— DIRECTIONS —
Copy all the material below, exactly as it stands.

Dataset rows about figures:
/---

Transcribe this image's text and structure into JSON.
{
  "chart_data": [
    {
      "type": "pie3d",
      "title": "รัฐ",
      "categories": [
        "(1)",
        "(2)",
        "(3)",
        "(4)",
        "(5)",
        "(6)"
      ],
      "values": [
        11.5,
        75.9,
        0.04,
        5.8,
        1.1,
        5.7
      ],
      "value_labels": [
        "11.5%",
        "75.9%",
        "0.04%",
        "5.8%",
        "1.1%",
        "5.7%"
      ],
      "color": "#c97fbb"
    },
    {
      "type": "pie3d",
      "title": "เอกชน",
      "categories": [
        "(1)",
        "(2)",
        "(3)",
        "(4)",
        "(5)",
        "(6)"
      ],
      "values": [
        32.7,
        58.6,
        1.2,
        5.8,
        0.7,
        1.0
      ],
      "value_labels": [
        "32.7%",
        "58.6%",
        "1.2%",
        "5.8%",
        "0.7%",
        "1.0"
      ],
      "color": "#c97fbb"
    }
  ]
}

\---

— TASK SOLUTION —
Transcribe this image's text and structure into JSON.
{
  "chart_data": [
    {
      "type": "pie3d",
      "title": "รัฐ",
      "categories": [
        "(1)",
        "(2)",
        "(3)",
        "(4)",
        "(5)",
        "(6)"
      ],
      "values": [
        11.5,
        75.9,
        0.04,
        5.8,
        1.1,
        5.7
      ],
      "value_labels": [
        "11.5%",
        "75.9%",
        "0.04%",
        "5.8%",
        "1.1%",
        "5.7%"
      ],
      "color": "#c97fbb"
    },
    {
      "type": "pie3d",
      "title": "เอกชน",
      "categories": [
        "(1)",
        "(2)",
        "(3)",
        "(4)",
        "(5)",
        "(6)"
      ],
      "values": [
        32.7,
        58.6,
        1.2,
        5.8,
        0.7,
        1.0
      ],
      "value_labels": [
        "32.7%",
        "58.6%",
        "1.2%",
        "5.8%",
        "0.7%",
        "1.0"
      ],
      "color": "#c97fbb"
    }
  ]
}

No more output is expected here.